#### [Written task]
Reproduce the listing below line for line, changing nothing.

Layout records:
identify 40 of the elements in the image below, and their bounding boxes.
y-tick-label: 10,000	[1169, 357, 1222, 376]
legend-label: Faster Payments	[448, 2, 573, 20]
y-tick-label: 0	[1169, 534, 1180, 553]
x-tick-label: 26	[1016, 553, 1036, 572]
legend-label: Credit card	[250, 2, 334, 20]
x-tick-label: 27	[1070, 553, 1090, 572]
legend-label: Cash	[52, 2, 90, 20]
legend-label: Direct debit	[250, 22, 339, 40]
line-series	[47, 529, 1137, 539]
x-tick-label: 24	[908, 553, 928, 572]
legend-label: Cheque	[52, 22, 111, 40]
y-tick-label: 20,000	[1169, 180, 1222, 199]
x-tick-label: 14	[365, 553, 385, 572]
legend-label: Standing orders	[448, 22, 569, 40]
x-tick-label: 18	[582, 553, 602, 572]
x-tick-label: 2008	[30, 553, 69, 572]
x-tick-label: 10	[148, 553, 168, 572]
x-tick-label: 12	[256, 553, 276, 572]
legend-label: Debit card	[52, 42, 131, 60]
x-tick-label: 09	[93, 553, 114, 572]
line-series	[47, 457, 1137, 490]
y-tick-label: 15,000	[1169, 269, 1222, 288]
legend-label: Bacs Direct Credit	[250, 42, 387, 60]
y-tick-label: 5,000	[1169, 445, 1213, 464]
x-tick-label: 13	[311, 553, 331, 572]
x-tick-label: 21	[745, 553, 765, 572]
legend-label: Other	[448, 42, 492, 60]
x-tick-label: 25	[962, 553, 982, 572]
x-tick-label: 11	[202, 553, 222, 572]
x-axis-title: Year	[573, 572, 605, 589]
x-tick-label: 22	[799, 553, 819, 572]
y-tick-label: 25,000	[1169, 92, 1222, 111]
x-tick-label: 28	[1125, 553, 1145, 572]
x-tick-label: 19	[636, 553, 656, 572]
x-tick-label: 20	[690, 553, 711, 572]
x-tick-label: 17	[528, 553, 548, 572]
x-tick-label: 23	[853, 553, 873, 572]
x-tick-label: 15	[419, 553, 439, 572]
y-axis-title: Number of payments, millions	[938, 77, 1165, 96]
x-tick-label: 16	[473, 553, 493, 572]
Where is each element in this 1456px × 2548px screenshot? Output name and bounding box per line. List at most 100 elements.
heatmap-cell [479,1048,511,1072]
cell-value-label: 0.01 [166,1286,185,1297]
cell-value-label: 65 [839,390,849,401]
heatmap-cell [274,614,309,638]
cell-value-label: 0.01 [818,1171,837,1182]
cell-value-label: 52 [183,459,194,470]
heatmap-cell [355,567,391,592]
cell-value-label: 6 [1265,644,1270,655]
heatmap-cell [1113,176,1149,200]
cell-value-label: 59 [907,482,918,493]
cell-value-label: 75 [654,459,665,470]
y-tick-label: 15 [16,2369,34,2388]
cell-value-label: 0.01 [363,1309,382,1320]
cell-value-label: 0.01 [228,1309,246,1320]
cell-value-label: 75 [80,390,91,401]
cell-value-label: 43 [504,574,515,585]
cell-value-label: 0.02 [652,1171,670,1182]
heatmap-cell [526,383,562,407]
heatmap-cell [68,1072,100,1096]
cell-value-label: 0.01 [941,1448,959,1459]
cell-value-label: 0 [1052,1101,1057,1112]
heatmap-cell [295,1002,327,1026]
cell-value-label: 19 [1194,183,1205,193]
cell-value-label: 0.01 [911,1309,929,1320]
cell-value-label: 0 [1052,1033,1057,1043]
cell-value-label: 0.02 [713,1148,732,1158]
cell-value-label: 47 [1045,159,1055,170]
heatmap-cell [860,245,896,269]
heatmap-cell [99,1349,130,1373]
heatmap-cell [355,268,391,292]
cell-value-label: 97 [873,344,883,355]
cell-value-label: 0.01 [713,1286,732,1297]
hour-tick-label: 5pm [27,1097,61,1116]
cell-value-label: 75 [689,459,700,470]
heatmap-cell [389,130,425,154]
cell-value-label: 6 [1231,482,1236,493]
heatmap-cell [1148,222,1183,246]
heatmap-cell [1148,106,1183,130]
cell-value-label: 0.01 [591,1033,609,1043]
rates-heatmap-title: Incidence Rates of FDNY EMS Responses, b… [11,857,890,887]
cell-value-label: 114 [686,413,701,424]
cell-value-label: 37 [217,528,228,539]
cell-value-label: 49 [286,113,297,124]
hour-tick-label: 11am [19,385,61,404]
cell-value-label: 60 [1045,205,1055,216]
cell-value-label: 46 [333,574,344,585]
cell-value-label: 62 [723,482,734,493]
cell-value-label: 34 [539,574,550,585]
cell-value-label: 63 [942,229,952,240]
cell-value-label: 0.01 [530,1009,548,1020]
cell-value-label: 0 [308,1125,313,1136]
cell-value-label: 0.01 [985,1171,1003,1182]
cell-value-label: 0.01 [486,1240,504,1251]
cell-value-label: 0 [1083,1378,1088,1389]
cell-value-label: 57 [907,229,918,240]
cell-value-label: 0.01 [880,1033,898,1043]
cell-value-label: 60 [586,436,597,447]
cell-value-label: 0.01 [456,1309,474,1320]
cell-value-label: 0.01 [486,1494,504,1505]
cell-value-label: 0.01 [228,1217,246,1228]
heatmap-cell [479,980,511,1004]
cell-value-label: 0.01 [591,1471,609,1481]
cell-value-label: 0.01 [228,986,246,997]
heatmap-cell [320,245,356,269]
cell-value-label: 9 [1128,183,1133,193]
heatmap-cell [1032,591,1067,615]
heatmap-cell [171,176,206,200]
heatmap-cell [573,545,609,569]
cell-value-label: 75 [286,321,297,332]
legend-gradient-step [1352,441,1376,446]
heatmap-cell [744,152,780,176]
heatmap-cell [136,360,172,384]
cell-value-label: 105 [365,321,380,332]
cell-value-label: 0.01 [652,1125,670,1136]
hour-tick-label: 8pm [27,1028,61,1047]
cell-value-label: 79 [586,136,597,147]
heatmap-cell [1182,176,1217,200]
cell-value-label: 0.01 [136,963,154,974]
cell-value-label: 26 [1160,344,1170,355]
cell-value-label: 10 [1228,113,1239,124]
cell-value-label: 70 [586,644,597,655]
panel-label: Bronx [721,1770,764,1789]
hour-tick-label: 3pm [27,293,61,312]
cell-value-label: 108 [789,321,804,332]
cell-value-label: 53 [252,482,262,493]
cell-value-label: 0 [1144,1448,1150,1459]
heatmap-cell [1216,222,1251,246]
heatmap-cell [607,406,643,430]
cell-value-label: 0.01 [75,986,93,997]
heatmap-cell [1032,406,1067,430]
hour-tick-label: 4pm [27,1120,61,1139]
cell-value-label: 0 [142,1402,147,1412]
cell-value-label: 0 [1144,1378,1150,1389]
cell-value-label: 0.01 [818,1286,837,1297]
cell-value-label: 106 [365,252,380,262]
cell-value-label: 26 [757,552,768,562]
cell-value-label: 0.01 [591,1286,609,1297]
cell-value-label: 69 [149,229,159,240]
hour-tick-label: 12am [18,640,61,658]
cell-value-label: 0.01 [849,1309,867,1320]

#### [Problem solution]
identify 40 of the elements in the image below, and their bounding boxes.
y-tick-label: 10,000	[1169, 357, 1222, 376]
legend-label: Faster Payments	[448, 2, 573, 20]
y-tick-label: 0	[1169, 534, 1180, 553]
x-tick-label: 26	[1016, 553, 1036, 572]
legend-label: Credit card	[250, 2, 334, 20]
x-tick-label: 27	[1070, 553, 1090, 572]
legend-label: Cash	[52, 2, 90, 20]
legend-label: Direct debit	[250, 22, 339, 40]
line-series	[47, 529, 1137, 539]
x-tick-label: 24	[908, 553, 928, 572]
legend-label: Cheque	[52, 22, 111, 40]
y-tick-label: 20,000	[1169, 180, 1222, 199]
x-tick-label: 14	[365, 553, 385, 572]
legend-label: Standing orders	[448, 22, 569, 40]
x-tick-label: 18	[582, 553, 602, 572]
x-tick-label: 2008	[30, 553, 69, 572]
x-tick-label: 10	[148, 553, 168, 572]
x-tick-label: 12	[256, 553, 276, 572]
legend-label: Debit card	[52, 42, 131, 60]
x-tick-label: 09	[93, 553, 114, 572]
line-series	[47, 457, 1137, 490]
y-tick-label: 15,000	[1169, 269, 1222, 288]
legend-label: Bacs Direct Credit	[250, 42, 387, 60]
y-tick-label: 5,000	[1169, 445, 1213, 464]
x-tick-label: 13	[311, 553, 331, 572]
x-tick-label: 21	[745, 553, 765, 572]
legend-label: Other	[448, 42, 492, 60]
x-tick-label: 25	[962, 553, 982, 572]
x-tick-label: 11	[202, 553, 222, 572]
x-axis-title: Year	[573, 572, 605, 589]
x-tick-label: 22	[799, 553, 819, 572]
y-tick-label: 25,000	[1169, 92, 1222, 111]
x-tick-label: 28	[1125, 553, 1145, 572]
x-tick-label: 19	[636, 553, 656, 572]
x-tick-label: 20	[690, 553, 711, 572]
x-tick-label: 17	[528, 553, 548, 572]
x-tick-label: 23	[853, 553, 873, 572]
x-tick-label: 15	[419, 553, 439, 572]
y-axis-title: Number of payments, millions	[938, 77, 1165, 96]
x-tick-label: 16	[473, 553, 493, 572]
Where is each element in this 1456px × 2548px screenshot? Output name and bounding box per line. List at most 100 elements.
heatmap-cell [479,1048,511,1072]
cell-value-label: 0.01 [166,1286,185,1297]
cell-value-label: 65 [839,390,849,401]
heatmap-cell [274,614,309,638]
cell-value-label: 0.01 [818,1171,837,1182]
cell-value-label: 52 [183,459,194,470]
heatmap-cell [355,567,391,592]
cell-value-label: 6 [1265,644,1270,655]
heatmap-cell [1113,176,1149,200]
cell-value-label: 59 [907,482,918,493]
cell-value-label: 75 [654,459,665,470]
y-tick-label: 15 [16,2369,34,2388]
cell-value-label: 0.01 [363,1309,382,1320]
cell-value-label: 0.01 [228,1309,246,1320]
cell-value-label: 75 [80,390,91,401]
cell-value-label: 43 [504,574,515,585]
cell-value-label: 0.02 [652,1171,670,1182]
heatmap-cell [526,383,562,407]
heatmap-cell [68,1072,100,1096]
cell-value-label: 0.01 [941,1448,959,1459]
cell-value-label: 0 [1052,1101,1057,1112]
heatmap-cell [295,1002,327,1026]
cell-value-label: 19 [1194,183,1205,193]
cell-value-label: 0.01 [911,1309,929,1320]
cell-value-label: 0 [1052,1033,1057,1043]
cell-value-label: 0.02 [713,1148,732,1158]
cell-value-label: 47 [1045,159,1055,170]
heatmap-cell [860,245,896,269]
heatmap-cell [99,1349,130,1373]
heatmap-cell [355,268,391,292]
cell-value-label: 97 [873,344,883,355]
cell-value-label: 0.01 [713,1286,732,1297]
hour-tick-label: 5pm [27,1097,61,1116]
cell-value-label: 75 [689,459,700,470]
heatmap-cell [389,130,425,154]
cell-value-label: 6 [1231,482,1236,493]
heatmap-cell [1148,222,1183,246]
heatmap-cell [1148,106,1183,130]
cell-value-label: 0.01 [591,1033,609,1043]
rates-heatmap-title: Incidence Rates of FDNY EMS Responses, b… [11,857,890,887]
cell-value-label: 114 [686,413,701,424]
cell-value-label: 37 [217,528,228,539]
cell-value-label: 49 [286,113,297,124]
hour-tick-label: 11am [19,385,61,404]
cell-value-label: 60 [1045,205,1055,216]
cell-value-label: 46 [333,574,344,585]
cell-value-label: 62 [723,482,734,493]
cell-value-label: 34 [539,574,550,585]
cell-value-label: 63 [942,229,952,240]
cell-value-label: 0.01 [530,1009,548,1020]
cell-value-label: 0 [308,1125,313,1136]
cell-value-label: 0.01 [985,1171,1003,1182]
cell-value-label: 0.01 [486,1240,504,1251]
cell-value-label: 0 [1083,1378,1088,1389]
cell-value-label: 57 [907,229,918,240]
cell-value-label: 0.01 [880,1033,898,1043]
cell-value-label: 60 [586,436,597,447]
cell-value-label: 0.01 [456,1309,474,1320]
cell-value-label: 0.01 [486,1494,504,1505]
cell-value-label: 0.01 [228,1217,246,1228]
heatmap-cell [479,980,511,1004]
cell-value-label: 0.01 [591,1471,609,1481]
cell-value-label: 0.01 [228,986,246,997]
heatmap-cell [320,245,356,269]
cell-value-label: 9 [1128,183,1133,193]
heatmap-cell [1032,591,1067,615]
heatmap-cell [171,176,206,200]
heatmap-cell [573,545,609,569]
cell-value-label: 75 [286,321,297,332]
legend-gradient-step [1352,441,1376,446]
heatmap-cell [744,152,780,176]
heatmap-cell [136,360,172,384]
cell-value-label: 105 [365,321,380,332]
cell-value-label: 0.01 [652,1125,670,1136]
hour-tick-label: 8pm [27,1028,61,1047]
cell-value-label: 79 [586,136,597,147]
heatmap-cell [1182,176,1217,200]
cell-value-label: 0.01 [136,963,154,974]
cell-value-label: 26 [1160,344,1170,355]
cell-value-label: 10 [1228,113,1239,124]
cell-value-label: 70 [586,644,597,655]
panel-label: Bronx [721,1770,764,1789]
hour-tick-label: 3pm [27,293,61,312]
cell-value-label: 108 [789,321,804,332]
cell-value-label: 53 [252,482,262,493]
cell-value-label: 0 [1144,1448,1150,1459]
heatmap-cell [1216,222,1251,246]
heatmap-cell [607,406,643,430]
cell-value-label: 0.01 [75,986,93,997]
heatmap-cell [1032,406,1067,430]
hour-tick-label: 4pm [27,1120,61,1139]
cell-value-label: 0 [142,1402,147,1412]
cell-value-label: 0 [1144,1378,1150,1389]
cell-value-label: 0.01 [818,1286,837,1297]
cell-value-label: 106 [365,252,380,262]
cell-value-label: 26 [757,552,768,562]
cell-value-label: 0.01 [591,1286,609,1297]
cell-value-label: 69 [149,229,159,240]
hour-tick-label: 12am [18,640,61,658]
cell-value-label: 0.01 [849,1309,867,1320]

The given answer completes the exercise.